To do = Lines that hold the word "JSON" should be located and copied.

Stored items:
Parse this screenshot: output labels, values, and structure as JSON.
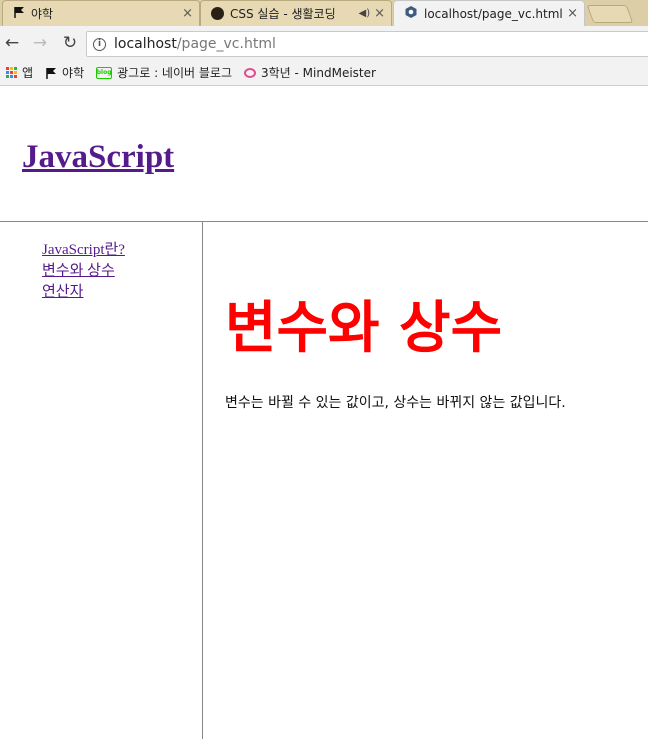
{
  "browser": {
    "tabs": [
      {
        "label": "야학",
        "active": false
      },
      {
        "label": "CSS 실습 - 생활코딩",
        "active": false
      },
      {
        "label": "localhost/page_vc.html",
        "active": true
      }
    ],
    "close_glyph": "×",
    "url_host": "localhost",
    "url_path": "/page_vc.html"
  },
  "bookmarks": [
    {
      "label": "앱",
      "icon": "apps-grid-icon"
    },
    {
      "label": "야학",
      "icon": "flag-icon"
    },
    {
      "label": "광그로 : 네이버 블로그",
      "icon": "blog-icon"
    },
    {
      "label": "3학년 - MindMeister",
      "icon": "mindmeister-icon"
    }
  ],
  "site": {
    "title": "JavaScript"
  },
  "nav": [
    {
      "label": "JavaScript란?"
    },
    {
      "label": "변수와 상수"
    },
    {
      "label": "연산자"
    }
  ],
  "article": {
    "title": "변수와 상수",
    "body": "변수는 바뀔 수 있는 값이고, 상수는 바뀌지 않는 값입니다."
  },
  "colors": {
    "link_visited": "#551a8b",
    "heading": "#ff0000"
  }
}
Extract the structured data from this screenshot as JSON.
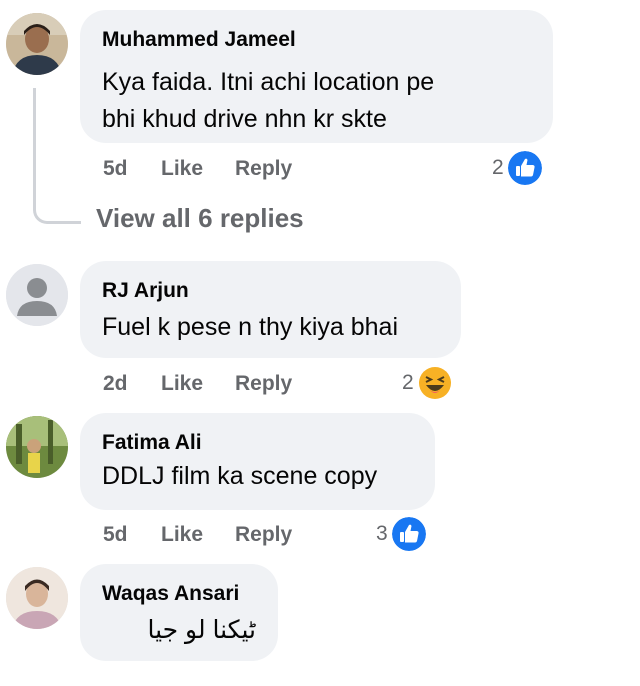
{
  "comments": [
    {
      "author": "Muhammed Jameel",
      "lines": [
        "Kya faida. Itni achi location pe",
        "bhi khud drive nhn kr skte"
      ],
      "time": "5d",
      "like_label": "Like",
      "reply_label": "Reply",
      "reaction_count": "2",
      "reaction_icon": "like-icon"
    },
    {
      "author": "RJ Arjun",
      "lines": [
        "Fuel k pese n thy kiya bhai"
      ],
      "time": "2d",
      "like_label": "Like",
      "reply_label": "Reply",
      "reaction_count": "2",
      "reaction_icon": "haha-icon"
    },
    {
      "author": "Fatima Ali",
      "lines": [
        "DDLJ film ka scene copy"
      ],
      "time": "5d",
      "like_label": "Like",
      "reply_label": "Reply",
      "reaction_count": "3",
      "reaction_icon": "like-icon"
    },
    {
      "author": "Waqas Ansari",
      "lines": [
        "ٹیکنا لو جیا"
      ]
    }
  ],
  "view_replies_label": "View all 6 replies",
  "colors": {
    "bubble": "#f0f2f5",
    "meta_text": "#65676b",
    "like_blue": "#1877f2",
    "haha_yellow": "#f7b125"
  }
}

The solution =
Parse this screenshot: output labels, values, and structure as JSON.
Extract the structured data from this screenshot as JSON.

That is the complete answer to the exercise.